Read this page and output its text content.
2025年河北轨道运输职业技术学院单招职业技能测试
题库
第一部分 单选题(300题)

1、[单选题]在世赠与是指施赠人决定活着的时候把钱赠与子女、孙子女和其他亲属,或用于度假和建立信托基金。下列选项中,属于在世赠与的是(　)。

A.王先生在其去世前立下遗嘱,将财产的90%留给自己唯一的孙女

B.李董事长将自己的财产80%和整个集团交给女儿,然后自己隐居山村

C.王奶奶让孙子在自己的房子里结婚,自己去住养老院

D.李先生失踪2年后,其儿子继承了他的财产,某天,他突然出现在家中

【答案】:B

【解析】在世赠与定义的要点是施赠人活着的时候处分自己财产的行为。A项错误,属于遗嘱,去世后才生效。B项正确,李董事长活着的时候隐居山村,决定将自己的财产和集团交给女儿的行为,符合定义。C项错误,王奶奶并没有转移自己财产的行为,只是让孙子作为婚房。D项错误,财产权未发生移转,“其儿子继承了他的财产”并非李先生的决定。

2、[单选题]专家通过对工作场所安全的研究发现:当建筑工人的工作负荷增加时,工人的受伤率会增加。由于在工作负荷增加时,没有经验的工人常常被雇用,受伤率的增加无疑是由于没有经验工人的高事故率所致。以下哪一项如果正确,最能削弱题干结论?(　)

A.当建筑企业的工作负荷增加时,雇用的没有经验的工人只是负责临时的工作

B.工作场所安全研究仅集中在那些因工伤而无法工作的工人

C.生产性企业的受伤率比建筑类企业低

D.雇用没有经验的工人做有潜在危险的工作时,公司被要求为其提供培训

- **Task to carry out**: Reproduce the data shown above exactly.

- **The solution**:
Read this page and output its text content.
2025年河北轨道运输职业技术学院单招职业技能测试
题库
第一部分 单选题(300题)

1、[单选题]在世赠与是指施赠人决定活着的时候把钱赠与子女、孙子女和其他亲属,或用于度假和建立信托基金。下列选项中,属于在世赠与的是(　)。

A.王先生在其去世前立下遗嘱,将财产的90%留给自己唯一的孙女

B.李董事长将自己的财产80%和整个集团交给女儿,然后自己隐居山村

C.王奶奶让孙子在自己的房子里结婚,自己去住养老院

D.李先生失踪2年后,其儿子继承了他的财产,某天,他突然出现在家中

【答案】:B

【解析】在世赠与定义的要点是施赠人活着的时候处分自己财产的行为。A项错误,属于遗嘱,去世后才生效。B项正确,李董事长活着的时候隐居山村,决定将自己的财产和集团交给女儿的行为,符合定义。C项错误,王奶奶并没有转移自己财产的行为,只是让孙子作为婚房。D项错误,财产权未发生移转,“其儿子继承了他的财产”并非李先生的决定。

2、[单选题]专家通过对工作场所安全的研究发现:当建筑工人的工作负荷增加时,工人的受伤率会增加。由于在工作负荷增加时,没有经验的工人常常被雇用,受伤率的增加无疑是由于没有经验工人的高事故率所致。以下哪一项如果正确,最能削弱题干结论?(　)

A.当建筑企业的工作负荷增加时,雇用的没有经验的工人只是负责临时的工作

B.工作场所安全研究仅集中在那些因工伤而无法工作的工人

C.生产性企业的受伤率比建筑类企业低

D.雇用没有经验的工人做有潜在危险的工作时,公司被要求为其提供培训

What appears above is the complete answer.